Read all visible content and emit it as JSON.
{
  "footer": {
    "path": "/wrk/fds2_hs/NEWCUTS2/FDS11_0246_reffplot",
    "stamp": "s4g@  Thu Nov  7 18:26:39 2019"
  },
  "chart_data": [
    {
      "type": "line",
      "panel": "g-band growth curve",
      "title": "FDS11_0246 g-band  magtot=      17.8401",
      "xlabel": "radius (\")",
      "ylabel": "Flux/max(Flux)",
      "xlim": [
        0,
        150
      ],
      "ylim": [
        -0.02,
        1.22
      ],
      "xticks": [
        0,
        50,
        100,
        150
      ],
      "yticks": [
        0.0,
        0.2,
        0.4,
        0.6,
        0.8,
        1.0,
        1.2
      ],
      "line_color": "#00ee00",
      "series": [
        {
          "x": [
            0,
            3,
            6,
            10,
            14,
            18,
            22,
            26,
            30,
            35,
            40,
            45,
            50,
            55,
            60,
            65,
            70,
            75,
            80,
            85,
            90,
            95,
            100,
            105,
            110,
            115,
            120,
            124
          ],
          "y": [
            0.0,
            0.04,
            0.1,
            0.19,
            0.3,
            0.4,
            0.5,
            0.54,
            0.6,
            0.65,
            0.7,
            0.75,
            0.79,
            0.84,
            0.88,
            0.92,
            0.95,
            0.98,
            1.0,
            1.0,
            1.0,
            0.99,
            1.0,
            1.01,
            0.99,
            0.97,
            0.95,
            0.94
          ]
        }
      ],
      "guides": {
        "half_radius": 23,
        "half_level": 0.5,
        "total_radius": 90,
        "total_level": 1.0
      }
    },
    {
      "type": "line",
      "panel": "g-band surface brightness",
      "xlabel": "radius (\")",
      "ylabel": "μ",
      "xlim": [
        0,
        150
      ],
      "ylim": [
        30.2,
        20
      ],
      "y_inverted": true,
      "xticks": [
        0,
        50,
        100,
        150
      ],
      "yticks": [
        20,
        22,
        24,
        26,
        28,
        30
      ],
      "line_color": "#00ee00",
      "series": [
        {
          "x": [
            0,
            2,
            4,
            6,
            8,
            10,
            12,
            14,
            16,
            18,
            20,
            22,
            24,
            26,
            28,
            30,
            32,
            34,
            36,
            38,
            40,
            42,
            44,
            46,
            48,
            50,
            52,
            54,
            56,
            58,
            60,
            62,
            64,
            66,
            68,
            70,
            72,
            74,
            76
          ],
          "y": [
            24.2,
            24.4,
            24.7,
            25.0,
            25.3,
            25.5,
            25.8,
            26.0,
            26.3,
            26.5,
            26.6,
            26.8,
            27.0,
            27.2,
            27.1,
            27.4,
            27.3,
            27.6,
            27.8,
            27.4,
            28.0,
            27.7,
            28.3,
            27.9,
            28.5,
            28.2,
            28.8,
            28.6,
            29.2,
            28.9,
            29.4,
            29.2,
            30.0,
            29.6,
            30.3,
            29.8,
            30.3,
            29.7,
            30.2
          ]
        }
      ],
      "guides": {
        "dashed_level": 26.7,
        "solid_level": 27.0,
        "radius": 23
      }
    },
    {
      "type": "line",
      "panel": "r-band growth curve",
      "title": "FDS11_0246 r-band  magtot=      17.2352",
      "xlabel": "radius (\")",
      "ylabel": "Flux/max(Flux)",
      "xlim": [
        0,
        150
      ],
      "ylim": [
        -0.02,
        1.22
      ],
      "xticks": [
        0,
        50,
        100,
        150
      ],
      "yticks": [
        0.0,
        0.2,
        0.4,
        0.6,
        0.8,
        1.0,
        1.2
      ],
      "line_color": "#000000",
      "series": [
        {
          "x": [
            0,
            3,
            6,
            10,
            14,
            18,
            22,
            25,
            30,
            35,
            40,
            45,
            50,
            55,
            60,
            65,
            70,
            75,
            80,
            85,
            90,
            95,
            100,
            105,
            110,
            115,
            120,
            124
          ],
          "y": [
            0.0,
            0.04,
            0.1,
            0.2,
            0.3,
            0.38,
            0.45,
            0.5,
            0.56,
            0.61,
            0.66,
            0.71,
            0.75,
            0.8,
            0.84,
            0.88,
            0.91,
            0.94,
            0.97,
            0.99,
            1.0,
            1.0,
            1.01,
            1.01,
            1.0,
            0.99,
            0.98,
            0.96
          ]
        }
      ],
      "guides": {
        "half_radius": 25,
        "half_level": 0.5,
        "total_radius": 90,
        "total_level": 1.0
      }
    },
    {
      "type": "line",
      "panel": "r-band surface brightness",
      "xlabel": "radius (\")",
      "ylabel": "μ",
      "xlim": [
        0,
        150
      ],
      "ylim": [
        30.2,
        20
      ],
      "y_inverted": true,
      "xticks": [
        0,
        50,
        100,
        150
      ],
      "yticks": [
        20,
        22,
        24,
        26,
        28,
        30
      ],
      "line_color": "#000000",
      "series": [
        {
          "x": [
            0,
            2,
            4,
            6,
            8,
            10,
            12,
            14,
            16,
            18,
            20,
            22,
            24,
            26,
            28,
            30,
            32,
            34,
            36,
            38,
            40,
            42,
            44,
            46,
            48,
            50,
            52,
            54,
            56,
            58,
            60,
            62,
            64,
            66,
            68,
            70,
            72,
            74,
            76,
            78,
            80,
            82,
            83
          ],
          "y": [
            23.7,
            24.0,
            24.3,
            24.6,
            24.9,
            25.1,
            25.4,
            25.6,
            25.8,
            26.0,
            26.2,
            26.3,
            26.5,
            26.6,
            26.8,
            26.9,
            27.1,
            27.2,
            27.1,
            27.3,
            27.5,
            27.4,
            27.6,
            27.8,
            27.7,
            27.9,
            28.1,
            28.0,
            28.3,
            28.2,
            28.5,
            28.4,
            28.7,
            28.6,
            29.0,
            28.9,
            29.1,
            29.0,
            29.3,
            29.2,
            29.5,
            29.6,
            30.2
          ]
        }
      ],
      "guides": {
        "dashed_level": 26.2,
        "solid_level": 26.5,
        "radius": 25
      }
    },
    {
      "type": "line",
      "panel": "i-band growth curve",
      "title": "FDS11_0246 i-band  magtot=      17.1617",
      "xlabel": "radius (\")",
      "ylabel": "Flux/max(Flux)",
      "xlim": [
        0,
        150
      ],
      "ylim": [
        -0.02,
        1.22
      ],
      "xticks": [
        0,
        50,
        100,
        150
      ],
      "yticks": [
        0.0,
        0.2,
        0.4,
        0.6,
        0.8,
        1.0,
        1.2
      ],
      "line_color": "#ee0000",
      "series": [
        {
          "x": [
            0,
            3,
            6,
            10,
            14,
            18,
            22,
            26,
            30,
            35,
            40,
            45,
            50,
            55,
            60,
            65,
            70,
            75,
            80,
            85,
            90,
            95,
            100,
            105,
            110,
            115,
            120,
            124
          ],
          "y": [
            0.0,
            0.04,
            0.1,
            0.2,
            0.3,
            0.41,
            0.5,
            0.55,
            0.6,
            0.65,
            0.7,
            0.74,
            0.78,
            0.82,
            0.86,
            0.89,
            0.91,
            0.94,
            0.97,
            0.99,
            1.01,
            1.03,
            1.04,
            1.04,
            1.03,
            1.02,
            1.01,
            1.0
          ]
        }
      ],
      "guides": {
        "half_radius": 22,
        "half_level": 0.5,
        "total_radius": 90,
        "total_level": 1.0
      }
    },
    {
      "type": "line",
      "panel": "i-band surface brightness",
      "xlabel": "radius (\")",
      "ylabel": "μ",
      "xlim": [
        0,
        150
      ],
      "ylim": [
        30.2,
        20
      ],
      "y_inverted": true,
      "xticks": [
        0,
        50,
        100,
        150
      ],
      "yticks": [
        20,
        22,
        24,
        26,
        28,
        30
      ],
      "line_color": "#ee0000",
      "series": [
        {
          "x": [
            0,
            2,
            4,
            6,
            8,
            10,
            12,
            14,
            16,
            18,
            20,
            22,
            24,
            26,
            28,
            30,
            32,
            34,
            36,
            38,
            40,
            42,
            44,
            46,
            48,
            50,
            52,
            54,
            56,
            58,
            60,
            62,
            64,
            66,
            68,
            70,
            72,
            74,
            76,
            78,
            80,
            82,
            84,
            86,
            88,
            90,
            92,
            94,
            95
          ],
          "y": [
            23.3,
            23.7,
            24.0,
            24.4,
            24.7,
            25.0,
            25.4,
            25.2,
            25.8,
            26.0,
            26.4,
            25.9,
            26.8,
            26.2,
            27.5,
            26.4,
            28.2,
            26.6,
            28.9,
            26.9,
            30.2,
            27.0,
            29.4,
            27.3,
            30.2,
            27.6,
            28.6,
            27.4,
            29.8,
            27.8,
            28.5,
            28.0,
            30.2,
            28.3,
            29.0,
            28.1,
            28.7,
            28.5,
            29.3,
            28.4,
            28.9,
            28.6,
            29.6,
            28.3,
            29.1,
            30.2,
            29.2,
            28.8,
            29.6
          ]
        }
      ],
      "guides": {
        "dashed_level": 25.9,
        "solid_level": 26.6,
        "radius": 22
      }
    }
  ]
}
:::
Isolate the lines above that contain the word "title" and copy them.

Answer to the problem:
      "title": "FDS11_0246 g-band  magtot=      17.8401",
      "title": "FDS11_0246 r-band  magtot=      17.2352",
      "title": "FDS11_0246 i-band  magtot=      17.1617",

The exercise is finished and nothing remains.